[Raw records]
________________________________________
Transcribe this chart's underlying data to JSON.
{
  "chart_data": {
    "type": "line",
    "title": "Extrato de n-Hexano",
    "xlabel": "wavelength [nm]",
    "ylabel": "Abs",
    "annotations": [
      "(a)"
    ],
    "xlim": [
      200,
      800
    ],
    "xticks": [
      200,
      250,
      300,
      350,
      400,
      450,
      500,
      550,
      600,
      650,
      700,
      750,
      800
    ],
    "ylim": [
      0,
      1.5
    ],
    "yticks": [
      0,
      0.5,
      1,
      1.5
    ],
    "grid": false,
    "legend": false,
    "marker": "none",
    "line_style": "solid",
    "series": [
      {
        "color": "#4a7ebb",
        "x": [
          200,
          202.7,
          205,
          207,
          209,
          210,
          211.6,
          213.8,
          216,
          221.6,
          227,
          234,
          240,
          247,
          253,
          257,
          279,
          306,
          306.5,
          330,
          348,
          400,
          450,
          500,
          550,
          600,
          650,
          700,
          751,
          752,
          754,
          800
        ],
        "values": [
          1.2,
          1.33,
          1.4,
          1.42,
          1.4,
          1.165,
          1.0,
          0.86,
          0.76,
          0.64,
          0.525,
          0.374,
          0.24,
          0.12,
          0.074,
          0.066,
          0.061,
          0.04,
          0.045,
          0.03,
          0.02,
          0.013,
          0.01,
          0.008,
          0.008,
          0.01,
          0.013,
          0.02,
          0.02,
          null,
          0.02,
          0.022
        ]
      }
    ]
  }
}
________________________________________
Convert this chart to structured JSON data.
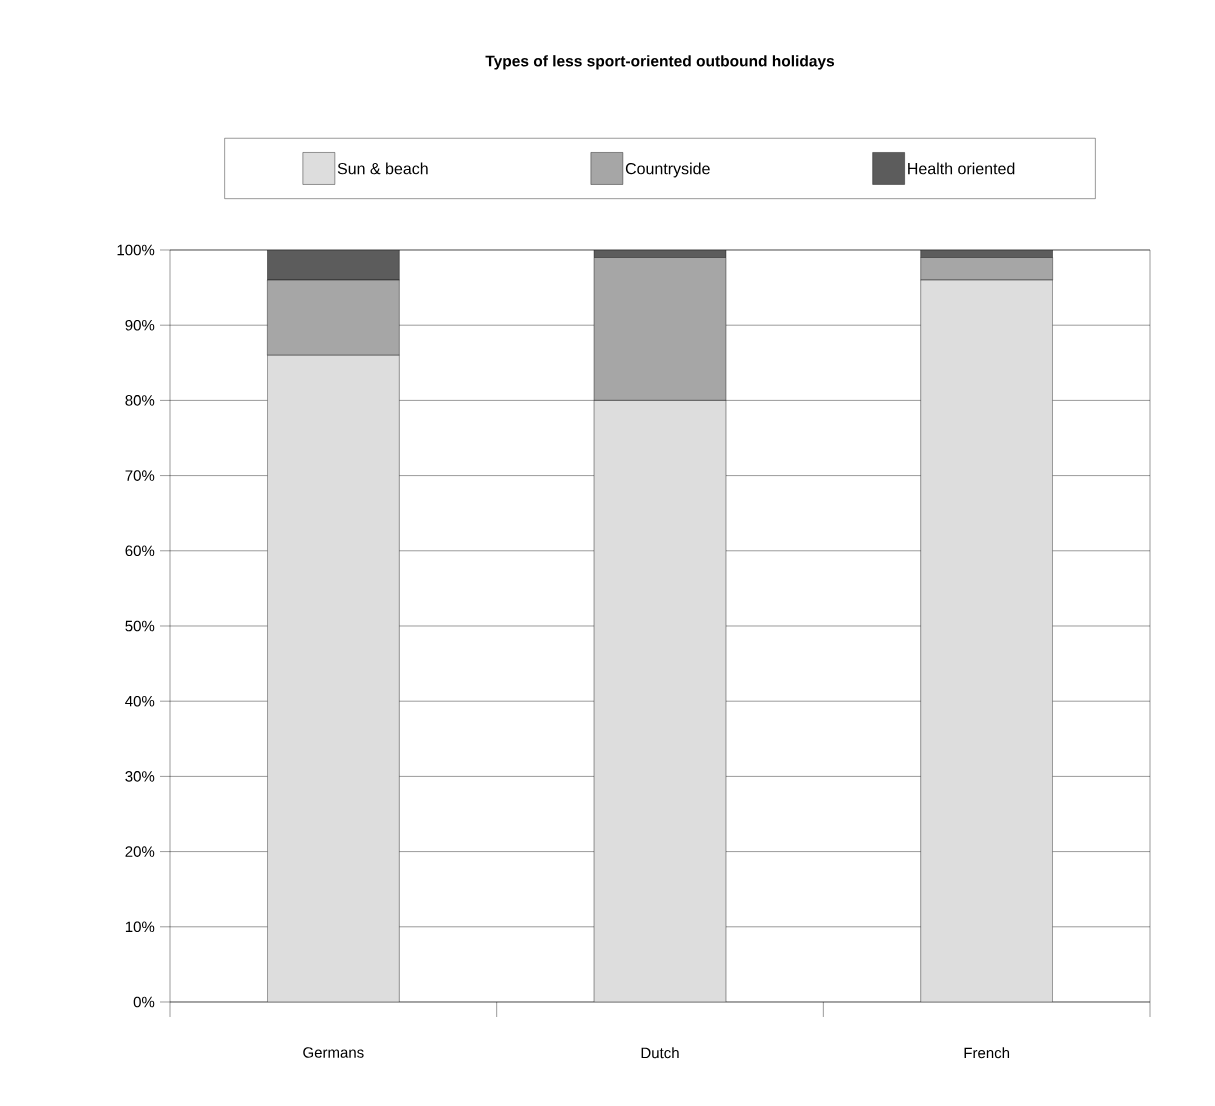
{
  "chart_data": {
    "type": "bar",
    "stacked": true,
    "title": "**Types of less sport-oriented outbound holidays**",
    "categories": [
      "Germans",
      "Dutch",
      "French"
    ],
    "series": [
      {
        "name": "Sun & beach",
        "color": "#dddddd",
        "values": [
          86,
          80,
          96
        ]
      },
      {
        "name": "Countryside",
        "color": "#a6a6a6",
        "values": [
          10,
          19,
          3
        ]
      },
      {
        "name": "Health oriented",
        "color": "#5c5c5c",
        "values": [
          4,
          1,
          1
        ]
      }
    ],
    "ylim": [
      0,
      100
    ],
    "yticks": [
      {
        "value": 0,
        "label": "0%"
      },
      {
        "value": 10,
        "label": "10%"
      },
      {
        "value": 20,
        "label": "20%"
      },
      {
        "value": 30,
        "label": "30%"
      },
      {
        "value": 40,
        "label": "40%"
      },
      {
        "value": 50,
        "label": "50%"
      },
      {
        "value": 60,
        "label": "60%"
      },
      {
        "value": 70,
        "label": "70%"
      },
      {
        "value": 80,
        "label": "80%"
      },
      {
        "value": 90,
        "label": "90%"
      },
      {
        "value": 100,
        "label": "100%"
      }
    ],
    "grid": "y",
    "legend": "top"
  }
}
________________________________________
What is the number of lines holding the word "oriented"? State it alone.

> COMPLETE ANSWER
2